**Work instructions**
Hunt for the word "formed" across the entries below, copying each line that holds it.

## begin

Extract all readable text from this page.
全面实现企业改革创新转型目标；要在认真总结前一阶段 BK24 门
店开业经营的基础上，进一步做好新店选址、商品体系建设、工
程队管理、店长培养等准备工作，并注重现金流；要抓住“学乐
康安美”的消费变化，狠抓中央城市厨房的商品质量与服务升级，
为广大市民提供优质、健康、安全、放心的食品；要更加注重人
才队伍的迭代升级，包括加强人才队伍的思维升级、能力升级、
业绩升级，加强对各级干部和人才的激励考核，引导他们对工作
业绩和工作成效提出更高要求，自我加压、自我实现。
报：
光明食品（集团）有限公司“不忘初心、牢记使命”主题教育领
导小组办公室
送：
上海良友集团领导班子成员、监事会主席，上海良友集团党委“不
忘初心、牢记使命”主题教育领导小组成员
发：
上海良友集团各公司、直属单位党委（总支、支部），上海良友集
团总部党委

## end
## begin

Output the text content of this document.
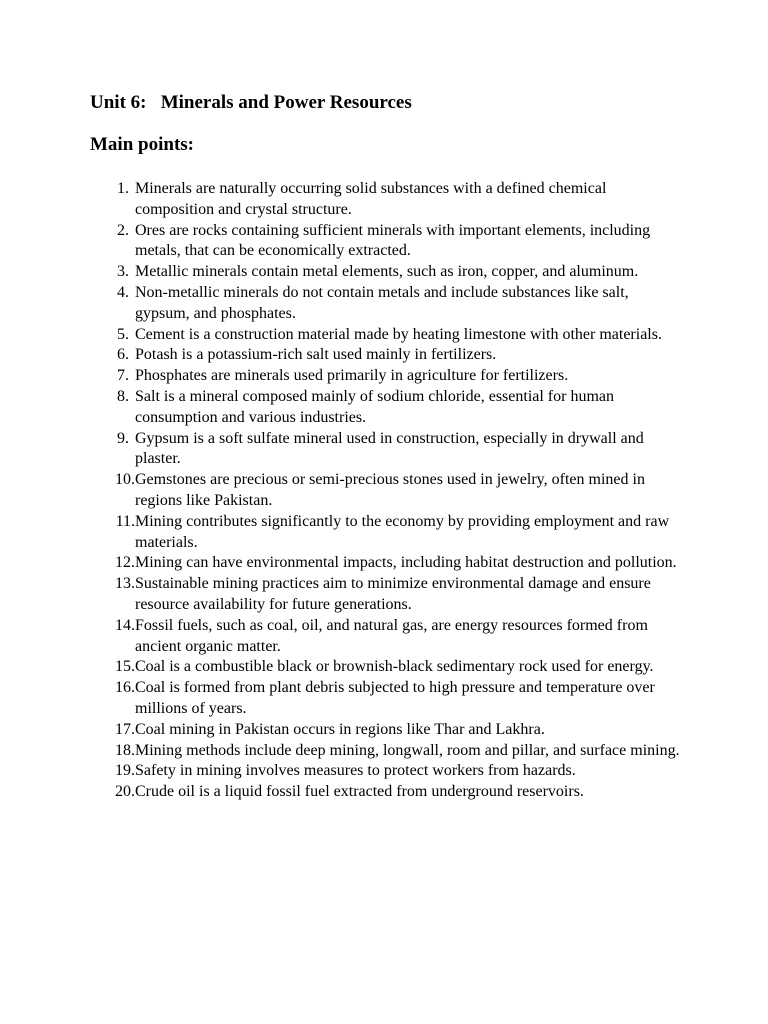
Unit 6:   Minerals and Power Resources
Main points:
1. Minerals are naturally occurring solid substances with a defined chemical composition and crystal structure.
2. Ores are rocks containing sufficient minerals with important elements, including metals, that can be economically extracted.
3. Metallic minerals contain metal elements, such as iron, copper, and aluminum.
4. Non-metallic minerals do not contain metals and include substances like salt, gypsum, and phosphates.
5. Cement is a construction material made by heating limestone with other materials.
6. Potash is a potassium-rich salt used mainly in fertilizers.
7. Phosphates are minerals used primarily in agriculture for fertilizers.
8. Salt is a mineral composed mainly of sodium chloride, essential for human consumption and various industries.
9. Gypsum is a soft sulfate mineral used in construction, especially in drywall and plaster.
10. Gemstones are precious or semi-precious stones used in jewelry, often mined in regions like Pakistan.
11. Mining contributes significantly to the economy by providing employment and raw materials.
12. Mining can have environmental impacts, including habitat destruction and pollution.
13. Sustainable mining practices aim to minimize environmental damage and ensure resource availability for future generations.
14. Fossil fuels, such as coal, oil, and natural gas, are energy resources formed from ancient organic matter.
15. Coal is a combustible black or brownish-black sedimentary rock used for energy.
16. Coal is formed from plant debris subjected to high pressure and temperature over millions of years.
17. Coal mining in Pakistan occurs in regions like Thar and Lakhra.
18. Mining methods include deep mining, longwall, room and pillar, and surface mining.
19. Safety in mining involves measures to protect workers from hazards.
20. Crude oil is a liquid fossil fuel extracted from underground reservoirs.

## end
## begin

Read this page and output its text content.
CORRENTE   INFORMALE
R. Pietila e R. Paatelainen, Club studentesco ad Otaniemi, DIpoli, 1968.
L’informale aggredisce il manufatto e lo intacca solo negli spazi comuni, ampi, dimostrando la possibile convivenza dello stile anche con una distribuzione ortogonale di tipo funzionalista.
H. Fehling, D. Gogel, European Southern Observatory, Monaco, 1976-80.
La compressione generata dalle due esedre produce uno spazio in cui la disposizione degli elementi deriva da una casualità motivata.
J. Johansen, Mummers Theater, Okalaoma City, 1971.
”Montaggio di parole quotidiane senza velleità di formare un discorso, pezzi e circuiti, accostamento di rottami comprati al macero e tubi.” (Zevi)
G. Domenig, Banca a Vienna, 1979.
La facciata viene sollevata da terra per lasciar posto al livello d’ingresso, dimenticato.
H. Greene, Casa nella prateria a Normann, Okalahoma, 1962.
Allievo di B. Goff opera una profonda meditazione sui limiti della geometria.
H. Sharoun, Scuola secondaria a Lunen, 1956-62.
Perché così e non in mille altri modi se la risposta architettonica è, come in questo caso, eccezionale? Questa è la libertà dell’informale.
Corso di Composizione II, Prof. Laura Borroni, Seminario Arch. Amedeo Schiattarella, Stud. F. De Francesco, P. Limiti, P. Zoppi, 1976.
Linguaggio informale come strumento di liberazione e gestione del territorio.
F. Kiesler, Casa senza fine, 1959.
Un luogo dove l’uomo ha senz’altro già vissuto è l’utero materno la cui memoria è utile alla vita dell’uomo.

## end

**Written response**
14. Fossil fuels, such as coal, oil, and natural gas, are energy resources formed from ancient organic matter.
16. Coal is formed from plant debris subjected to high pressure and temperature over millions of years.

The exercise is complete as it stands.